RECORDS PROVIDED —
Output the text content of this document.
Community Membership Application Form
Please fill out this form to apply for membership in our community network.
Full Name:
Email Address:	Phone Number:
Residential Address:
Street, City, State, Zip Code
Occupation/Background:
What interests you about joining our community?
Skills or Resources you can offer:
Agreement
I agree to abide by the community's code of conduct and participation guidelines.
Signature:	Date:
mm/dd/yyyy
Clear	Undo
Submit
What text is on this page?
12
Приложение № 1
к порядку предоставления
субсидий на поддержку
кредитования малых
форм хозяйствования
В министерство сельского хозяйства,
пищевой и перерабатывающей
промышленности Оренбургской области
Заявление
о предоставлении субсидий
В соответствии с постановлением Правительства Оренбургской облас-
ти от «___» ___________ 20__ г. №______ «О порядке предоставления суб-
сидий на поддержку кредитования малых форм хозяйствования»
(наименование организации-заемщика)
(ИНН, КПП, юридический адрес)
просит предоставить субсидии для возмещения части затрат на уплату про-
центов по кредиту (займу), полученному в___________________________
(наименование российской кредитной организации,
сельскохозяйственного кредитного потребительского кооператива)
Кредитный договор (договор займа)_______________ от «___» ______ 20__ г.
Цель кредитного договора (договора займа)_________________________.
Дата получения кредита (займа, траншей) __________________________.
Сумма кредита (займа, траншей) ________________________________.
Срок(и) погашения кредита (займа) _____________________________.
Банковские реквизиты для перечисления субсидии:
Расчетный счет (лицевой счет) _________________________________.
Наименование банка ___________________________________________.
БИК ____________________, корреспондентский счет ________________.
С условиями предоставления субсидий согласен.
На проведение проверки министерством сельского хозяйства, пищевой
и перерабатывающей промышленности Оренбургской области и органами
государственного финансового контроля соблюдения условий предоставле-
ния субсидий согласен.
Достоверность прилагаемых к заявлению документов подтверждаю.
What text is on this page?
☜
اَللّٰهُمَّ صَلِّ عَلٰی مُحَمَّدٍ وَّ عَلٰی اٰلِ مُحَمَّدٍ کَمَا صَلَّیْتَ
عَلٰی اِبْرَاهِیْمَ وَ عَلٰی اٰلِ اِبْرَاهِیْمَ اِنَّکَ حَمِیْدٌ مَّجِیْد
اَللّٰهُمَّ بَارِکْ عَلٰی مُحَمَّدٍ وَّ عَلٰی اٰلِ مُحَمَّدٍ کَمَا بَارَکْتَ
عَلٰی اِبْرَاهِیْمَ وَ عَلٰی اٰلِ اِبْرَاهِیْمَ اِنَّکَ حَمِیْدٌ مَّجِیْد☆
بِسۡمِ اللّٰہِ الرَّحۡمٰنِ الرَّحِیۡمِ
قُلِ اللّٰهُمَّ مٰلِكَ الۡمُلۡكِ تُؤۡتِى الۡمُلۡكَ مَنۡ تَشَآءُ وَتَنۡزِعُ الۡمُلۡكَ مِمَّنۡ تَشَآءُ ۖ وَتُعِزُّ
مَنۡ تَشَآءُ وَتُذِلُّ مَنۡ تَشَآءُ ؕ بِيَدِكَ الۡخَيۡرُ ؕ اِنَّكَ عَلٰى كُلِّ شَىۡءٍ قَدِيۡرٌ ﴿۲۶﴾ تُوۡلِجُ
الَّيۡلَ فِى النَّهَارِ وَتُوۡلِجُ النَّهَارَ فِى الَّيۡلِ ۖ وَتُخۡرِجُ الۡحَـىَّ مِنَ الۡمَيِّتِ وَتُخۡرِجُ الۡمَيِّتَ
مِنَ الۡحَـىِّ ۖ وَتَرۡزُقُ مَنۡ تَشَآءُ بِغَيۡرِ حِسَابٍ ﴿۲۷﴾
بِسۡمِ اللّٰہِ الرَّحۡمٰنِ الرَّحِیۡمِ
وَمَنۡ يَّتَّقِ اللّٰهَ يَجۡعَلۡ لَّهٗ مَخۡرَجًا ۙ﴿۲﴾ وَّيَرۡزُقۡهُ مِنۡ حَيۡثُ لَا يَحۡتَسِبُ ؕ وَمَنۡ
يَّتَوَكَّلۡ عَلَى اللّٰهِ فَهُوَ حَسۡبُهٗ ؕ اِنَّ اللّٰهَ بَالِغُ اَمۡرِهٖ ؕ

DIRECTIVE — Extract each line from the listing that holds the word "кредита".

PROBLEM SOLUTION —
Дата получения кредита (займа, траншей) __________________________.
Сумма кредита (займа, траншей) ________________________________.
Срок(и) погашения кредита (займа) _____________________________.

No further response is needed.